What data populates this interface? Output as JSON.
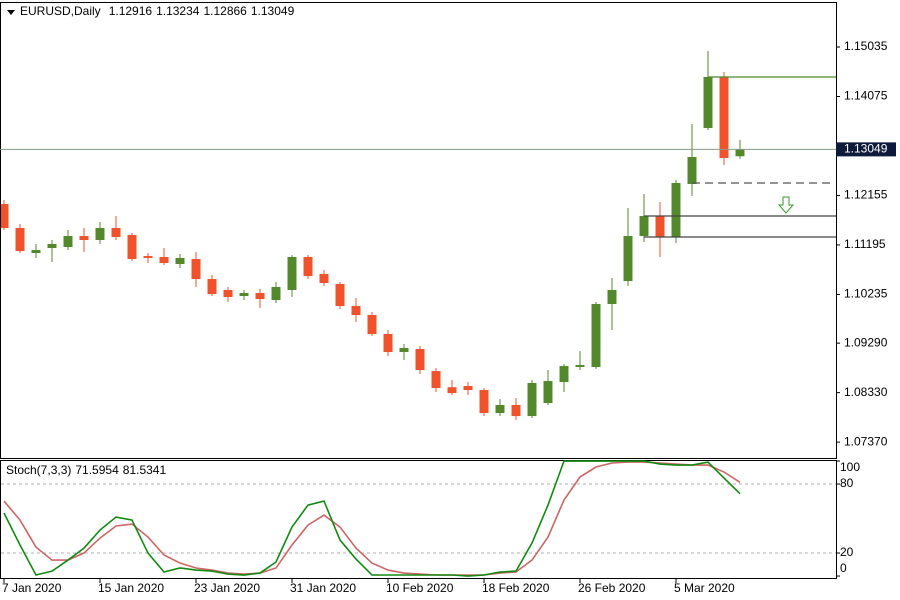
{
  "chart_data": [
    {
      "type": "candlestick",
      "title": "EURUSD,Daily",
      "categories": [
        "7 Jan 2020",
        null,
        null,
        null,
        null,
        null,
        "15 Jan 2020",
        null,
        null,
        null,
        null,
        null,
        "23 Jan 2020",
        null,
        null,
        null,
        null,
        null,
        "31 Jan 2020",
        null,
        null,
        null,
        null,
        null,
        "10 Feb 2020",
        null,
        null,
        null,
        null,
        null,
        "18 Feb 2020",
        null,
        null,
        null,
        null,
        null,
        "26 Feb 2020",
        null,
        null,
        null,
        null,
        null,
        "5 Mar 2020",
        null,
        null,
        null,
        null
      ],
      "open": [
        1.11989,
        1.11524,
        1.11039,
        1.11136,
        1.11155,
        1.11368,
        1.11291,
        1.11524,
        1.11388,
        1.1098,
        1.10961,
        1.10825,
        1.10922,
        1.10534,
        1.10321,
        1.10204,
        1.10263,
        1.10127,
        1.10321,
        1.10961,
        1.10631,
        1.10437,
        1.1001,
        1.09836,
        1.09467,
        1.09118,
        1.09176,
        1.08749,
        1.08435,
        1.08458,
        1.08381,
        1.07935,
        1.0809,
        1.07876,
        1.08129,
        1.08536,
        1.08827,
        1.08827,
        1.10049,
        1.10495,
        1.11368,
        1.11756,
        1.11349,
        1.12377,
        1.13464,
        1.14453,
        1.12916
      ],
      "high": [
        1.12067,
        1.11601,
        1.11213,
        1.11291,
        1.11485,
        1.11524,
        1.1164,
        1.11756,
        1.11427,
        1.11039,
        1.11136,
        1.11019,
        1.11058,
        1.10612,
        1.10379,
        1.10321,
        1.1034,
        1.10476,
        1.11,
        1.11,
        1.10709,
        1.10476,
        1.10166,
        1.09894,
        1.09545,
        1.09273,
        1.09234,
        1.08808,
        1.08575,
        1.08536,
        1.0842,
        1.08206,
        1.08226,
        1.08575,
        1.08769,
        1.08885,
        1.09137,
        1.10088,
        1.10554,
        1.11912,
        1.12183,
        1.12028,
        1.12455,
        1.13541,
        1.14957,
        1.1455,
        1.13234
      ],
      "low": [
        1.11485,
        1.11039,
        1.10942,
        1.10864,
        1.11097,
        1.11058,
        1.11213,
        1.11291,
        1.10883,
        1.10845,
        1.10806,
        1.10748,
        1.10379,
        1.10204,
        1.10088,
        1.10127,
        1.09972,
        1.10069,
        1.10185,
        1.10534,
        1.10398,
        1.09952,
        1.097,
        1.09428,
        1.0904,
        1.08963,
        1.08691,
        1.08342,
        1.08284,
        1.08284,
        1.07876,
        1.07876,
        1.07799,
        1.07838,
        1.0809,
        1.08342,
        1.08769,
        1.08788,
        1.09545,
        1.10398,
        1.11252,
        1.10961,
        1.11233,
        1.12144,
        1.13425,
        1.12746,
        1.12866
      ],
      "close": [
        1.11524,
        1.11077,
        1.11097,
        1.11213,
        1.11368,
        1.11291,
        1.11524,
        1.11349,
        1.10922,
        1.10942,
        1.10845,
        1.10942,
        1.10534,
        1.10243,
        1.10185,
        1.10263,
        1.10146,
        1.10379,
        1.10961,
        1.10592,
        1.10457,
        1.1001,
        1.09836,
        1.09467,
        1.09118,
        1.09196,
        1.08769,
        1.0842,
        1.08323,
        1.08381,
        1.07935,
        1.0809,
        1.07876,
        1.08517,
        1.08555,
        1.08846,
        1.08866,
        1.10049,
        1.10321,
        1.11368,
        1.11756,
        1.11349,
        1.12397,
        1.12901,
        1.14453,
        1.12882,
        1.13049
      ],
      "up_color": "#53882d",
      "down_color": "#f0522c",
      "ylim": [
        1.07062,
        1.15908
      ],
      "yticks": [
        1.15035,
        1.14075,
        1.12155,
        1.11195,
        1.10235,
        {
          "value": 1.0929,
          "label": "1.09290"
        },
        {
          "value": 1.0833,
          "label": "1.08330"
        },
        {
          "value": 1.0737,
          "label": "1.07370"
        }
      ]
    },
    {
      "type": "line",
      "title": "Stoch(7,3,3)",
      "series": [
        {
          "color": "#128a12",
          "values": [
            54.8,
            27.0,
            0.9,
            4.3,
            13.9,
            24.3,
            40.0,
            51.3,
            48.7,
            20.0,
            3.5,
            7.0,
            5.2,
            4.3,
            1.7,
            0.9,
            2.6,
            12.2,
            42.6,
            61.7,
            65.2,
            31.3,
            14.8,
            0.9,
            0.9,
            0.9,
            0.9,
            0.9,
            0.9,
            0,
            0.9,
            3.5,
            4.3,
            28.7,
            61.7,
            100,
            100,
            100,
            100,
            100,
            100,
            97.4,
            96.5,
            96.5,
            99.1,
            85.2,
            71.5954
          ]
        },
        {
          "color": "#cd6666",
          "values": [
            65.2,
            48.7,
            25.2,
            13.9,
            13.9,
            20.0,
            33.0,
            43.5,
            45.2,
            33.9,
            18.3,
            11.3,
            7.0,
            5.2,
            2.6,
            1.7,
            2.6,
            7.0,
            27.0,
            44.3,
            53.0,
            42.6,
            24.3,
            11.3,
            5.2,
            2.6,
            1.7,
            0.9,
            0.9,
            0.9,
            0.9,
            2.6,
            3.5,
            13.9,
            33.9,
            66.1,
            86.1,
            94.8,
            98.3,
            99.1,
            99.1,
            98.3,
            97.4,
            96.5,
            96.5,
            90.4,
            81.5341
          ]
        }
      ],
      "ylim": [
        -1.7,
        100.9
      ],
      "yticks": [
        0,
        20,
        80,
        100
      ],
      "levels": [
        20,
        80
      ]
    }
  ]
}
****************
Transcribe every record above exactly, leaving out the pictures.

What data populates this interface? Output as JSON.
{
  "chart_data": [
    {
      "type": "candlestick",
      "title": "EURUSD,Daily",
      "categories": [
        "7 Jan 2020",
        null,
        null,
        null,
        null,
        null,
        "15 Jan 2020",
        null,
        null,
        null,
        null,
        null,
        "23 Jan 2020",
        null,
        null,
        null,
        null,
        null,
        "31 Jan 2020",
        null,
        null,
        null,
        null,
        null,
        "10 Feb 2020",
        null,
        null,
        null,
        null,
        null,
        "18 Feb 2020",
        null,
        null,
        null,
        null,
        null,
        "26 Feb 2020",
        null,
        null,
        null,
        null,
        null,
        "5 Mar 2020",
        null,
        null,
        null,
        null
      ],
      "open": [
        1.11989,
        1.11524,
        1.11039,
        1.11136,
        1.11155,
        1.11368,
        1.11291,
        1.11524,
        1.11388,
        1.1098,
        1.10961,
        1.10825,
        1.10922,
        1.10534,
        1.10321,
        1.10204,
        1.10263,
        1.10127,
        1.10321,
        1.10961,
        1.10631,
        1.10437,
        1.1001,
        1.09836,
        1.09467,
        1.09118,
        1.09176,
        1.08749,
        1.08435,
        1.08458,
        1.08381,
        1.07935,
        1.0809,
        1.07876,
        1.08129,
        1.08536,
        1.08827,
        1.08827,
        1.10049,
        1.10495,
        1.11368,
        1.11756,
        1.11349,
        1.12377,
        1.13464,
        1.14453,
        1.12916
      ],
      "high": [
        1.12067,
        1.11601,
        1.11213,
        1.11291,
        1.11485,
        1.11524,
        1.1164,
        1.11756,
        1.11427,
        1.11039,
        1.11136,
        1.11019,
        1.11058,
        1.10612,
        1.10379,
        1.10321,
        1.1034,
        1.10476,
        1.11,
        1.11,
        1.10709,
        1.10476,
        1.10166,
        1.09894,
        1.09545,
        1.09273,
        1.09234,
        1.08808,
        1.08575,
        1.08536,
        1.0842,
        1.08206,
        1.08226,
        1.08575,
        1.08769,
        1.08885,
        1.09137,
        1.10088,
        1.10554,
        1.11912,
        1.12183,
        1.12028,
        1.12455,
        1.13541,
        1.14957,
        1.1455,
        1.13234
      ],
      "low": [
        1.11485,
        1.11039,
        1.10942,
        1.10864,
        1.11097,
        1.11058,
        1.11213,
        1.11291,
        1.10883,
        1.10845,
        1.10806,
        1.10748,
        1.10379,
        1.10204,
        1.10088,
        1.10127,
        1.09972,
        1.10069,
        1.10185,
        1.10534,
        1.10398,
        1.09952,
        1.097,
        1.09428,
        1.0904,
        1.08963,
        1.08691,
        1.08342,
        1.08284,
        1.08284,
        1.07876,
        1.07876,
        1.07799,
        1.07838,
        1.0809,
        1.08342,
        1.08769,
        1.08788,
        1.09545,
        1.10398,
        1.11252,
        1.10961,
        1.11233,
        1.12144,
        1.13425,
        1.12746,
        1.12866
      ],
      "close": [
        1.11524,
        1.11077,
        1.11097,
        1.11213,
        1.11368,
        1.11291,
        1.11524,
        1.11349,
        1.10922,
        1.10942,
        1.10845,
        1.10942,
        1.10534,
        1.10243,
        1.10185,
        1.10263,
        1.10146,
        1.10379,
        1.10961,
        1.10592,
        1.10457,
        1.1001,
        1.09836,
        1.09467,
        1.09118,
        1.09196,
        1.08769,
        1.0842,
        1.08323,
        1.08381,
        1.07935,
        1.0809,
        1.07876,
        1.08517,
        1.08555,
        1.08846,
        1.08866,
        1.10049,
        1.10321,
        1.11368,
        1.11756,
        1.11349,
        1.12397,
        1.12901,
        1.14453,
        1.12882,
        1.13049
      ],
      "up_color": "#53882d",
      "down_color": "#f0522c",
      "ylim": [
        1.07062,
        1.15908
      ],
      "yticks": [
        1.15035,
        1.14075,
        1.12155,
        1.11195,
        1.10235,
        {
          "value": 1.0929,
          "label": "1.09290"
        },
        {
          "value": 1.0833,
          "label": "1.08330"
        },
        {
          "value": 1.0737,
          "label": "1.07370"
        }
      ]
    },
    {
      "type": "line",
      "title": "Stoch(7,3,3)",
      "series": [
        {
          "color": "#128a12",
          "values": [
            54.8,
            27.0,
            0.9,
            4.3,
            13.9,
            24.3,
            40.0,
            51.3,
            48.7,
            20.0,
            3.5,
            7.0,
            5.2,
            4.3,
            1.7,
            0.9,
            2.6,
            12.2,
            42.6,
            61.7,
            65.2,
            31.3,
            14.8,
            0.9,
            0.9,
            0.9,
            0.9,
            0.9,
            0.9,
            0,
            0.9,
            3.5,
            4.3,
            28.7,
            61.7,
            100,
            100,
            100,
            100,
            100,
            100,
            97.4,
            96.5,
            96.5,
            99.1,
            85.2,
            71.5954
          ]
        },
        {
          "color": "#cd6666",
          "values": [
            65.2,
            48.7,
            25.2,
            13.9,
            13.9,
            20.0,
            33.0,
            43.5,
            45.2,
            33.9,
            18.3,
            11.3,
            7.0,
            5.2,
            2.6,
            1.7,
            2.6,
            7.0,
            27.0,
            44.3,
            53.0,
            42.6,
            24.3,
            11.3,
            5.2,
            2.6,
            1.7,
            0.9,
            0.9,
            0.9,
            0.9,
            2.6,
            3.5,
            13.9,
            33.9,
            66.1,
            86.1,
            94.8,
            98.3,
            99.1,
            99.1,
            98.3,
            97.4,
            96.5,
            96.5,
            90.4,
            81.5341
          ]
        }
      ],
      "ylim": [
        -1.7,
        100.9
      ],
      "yticks": [
        0,
        20,
        80,
        100
      ],
      "levels": [
        20,
        80
      ]
    }
  ]
}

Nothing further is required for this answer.